È spietatamente vietato

Venerdì a Tempo di Libri ho partecipato alla presentazione del libro di Stefano Paleari, che si chiama “I battiti della mente“: lui è un ingegnere nucleare con successive competenze finanziarie, che è stato rettore di Bergamo e ora è capo dell’ambizioso progetto Human Technopole.
Il libro è fatto di una successione di riflessioni sul possibile miglioramento delle relazioni civili e del funzionamento delle istituzioni e della democrazia in Italia, di grande buon senso e acutezza. Ma qui mi volevo appuntare due cose legate a un tema che condivido molto, ovvero il ruolo che hanno gli abusi del linguaggio e nell’uso delle parole rispetto ai disastri culturali e sociali di questo paese: è una cosa su cui Paleari torna spesso, ed è verissimo che gli inganni dialettici siano fattori e sintomi di molti fallimenti italiani, sui media e nel dibattito pubblico.

Verifica la comprensione =
**a.** Secondo il testo sul libro di Stefano Paleari, quale progetto dirige attualmente l'autore del libro?
**b.** Riprendi il testo sul libro di Stefano Paleari e proseguilo a partire dall'ultima frase riportata.

Righe estratte =
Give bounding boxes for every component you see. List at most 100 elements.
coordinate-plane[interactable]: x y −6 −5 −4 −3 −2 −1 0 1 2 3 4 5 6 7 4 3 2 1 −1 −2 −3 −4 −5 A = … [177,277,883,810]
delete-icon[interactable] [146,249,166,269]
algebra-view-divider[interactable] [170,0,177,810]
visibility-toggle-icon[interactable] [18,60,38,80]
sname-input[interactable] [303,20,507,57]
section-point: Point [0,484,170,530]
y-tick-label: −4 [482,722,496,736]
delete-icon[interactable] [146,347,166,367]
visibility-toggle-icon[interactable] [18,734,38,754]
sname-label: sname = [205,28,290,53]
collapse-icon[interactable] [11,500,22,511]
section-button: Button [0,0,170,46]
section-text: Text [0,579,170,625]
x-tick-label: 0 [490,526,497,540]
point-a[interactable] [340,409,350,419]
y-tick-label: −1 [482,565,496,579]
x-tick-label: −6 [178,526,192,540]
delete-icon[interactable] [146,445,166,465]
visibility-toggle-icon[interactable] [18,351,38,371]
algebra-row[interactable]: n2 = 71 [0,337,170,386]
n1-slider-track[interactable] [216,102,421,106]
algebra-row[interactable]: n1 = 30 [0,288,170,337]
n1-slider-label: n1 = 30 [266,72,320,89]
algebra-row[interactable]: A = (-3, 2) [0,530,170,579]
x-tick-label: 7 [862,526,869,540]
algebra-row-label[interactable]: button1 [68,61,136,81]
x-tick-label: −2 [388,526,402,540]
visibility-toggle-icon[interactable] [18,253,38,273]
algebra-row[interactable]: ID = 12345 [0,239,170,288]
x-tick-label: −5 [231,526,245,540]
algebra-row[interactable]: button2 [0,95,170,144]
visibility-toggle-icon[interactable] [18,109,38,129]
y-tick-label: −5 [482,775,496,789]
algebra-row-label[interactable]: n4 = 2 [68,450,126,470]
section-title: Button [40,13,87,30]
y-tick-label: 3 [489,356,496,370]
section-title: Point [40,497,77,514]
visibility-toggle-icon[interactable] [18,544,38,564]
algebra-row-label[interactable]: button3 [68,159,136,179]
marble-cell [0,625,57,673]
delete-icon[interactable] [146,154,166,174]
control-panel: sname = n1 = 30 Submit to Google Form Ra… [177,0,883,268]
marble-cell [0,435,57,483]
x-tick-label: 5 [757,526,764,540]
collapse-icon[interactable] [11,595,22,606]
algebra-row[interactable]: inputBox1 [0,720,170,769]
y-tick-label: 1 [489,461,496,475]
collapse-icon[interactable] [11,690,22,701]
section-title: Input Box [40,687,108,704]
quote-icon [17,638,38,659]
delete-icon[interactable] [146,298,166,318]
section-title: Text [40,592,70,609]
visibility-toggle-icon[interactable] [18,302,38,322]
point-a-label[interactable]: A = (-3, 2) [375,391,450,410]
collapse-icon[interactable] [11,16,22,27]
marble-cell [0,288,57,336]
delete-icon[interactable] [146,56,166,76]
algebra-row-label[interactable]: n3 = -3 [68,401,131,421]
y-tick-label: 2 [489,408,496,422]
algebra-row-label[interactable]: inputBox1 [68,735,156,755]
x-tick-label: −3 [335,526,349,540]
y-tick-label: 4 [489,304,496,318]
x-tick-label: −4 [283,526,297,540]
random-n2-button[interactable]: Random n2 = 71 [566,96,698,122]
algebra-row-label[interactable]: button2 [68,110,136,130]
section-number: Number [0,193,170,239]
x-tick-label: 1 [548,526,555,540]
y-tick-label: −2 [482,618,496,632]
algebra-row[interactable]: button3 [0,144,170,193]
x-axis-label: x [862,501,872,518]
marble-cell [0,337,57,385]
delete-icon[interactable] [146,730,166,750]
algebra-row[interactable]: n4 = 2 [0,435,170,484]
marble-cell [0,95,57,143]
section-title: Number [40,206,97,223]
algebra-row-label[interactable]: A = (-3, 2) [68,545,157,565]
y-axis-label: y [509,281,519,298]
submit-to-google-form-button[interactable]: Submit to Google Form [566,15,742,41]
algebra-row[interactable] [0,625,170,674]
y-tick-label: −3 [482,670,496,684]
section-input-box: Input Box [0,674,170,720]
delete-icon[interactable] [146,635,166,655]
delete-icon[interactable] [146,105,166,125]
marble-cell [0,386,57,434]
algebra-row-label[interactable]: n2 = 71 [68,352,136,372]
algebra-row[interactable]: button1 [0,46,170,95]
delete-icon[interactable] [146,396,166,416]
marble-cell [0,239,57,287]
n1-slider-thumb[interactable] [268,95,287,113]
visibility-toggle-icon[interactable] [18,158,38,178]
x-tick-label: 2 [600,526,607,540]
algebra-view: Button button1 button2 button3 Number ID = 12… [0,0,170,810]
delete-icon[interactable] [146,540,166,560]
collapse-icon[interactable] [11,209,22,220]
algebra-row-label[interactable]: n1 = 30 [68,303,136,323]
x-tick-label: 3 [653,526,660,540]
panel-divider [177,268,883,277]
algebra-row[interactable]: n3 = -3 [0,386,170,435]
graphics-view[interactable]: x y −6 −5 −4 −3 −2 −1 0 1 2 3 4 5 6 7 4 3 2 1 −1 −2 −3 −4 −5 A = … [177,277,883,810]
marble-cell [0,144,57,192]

Soluzioni =
**a.** Il progetto Human Technopole.

**b.**
Una delle due intuizioni di Paleari che mi segno è quella su come noi definiamo “scolastica” la conoscenza di una lingua per indicarla come scarsa, appena sufficiente: siamo cioè abituati senza nemmeno accorgercene ad associare un risultato che esce dalla scuola a un’idea di mediocrità, non di eccellenza.

La seconda è invece una riflessione sugli usi ridondanti di certi avverbi rafforzativi di obblighi o divieti: “è tassativamente proibito”, “è severamente vietato”, eccetera. Come se il divieto in sé, che non dovrebbe implicare deroghe, fosse invece un messaggio insufficiente: come se fosse per sua natura un mezzo divieto, ignorabile (somiglia un po’ alla storia della donna “un po’ incinta”). A meno che non lo si renda “tassativo”, “severo”. E se non si aggiungono quegli avverbi si suppone che noi cialtroni ce ne freghiamo, della regola (probabilmente anche con l’avverbio, ma un po’ meno). Che differenza c’è tra una cosa vietata, e una cosa severamente vietata? Si può violarla più e meno? In realtà è solo terrorismo, e una malintesa idea dei rapporti civili.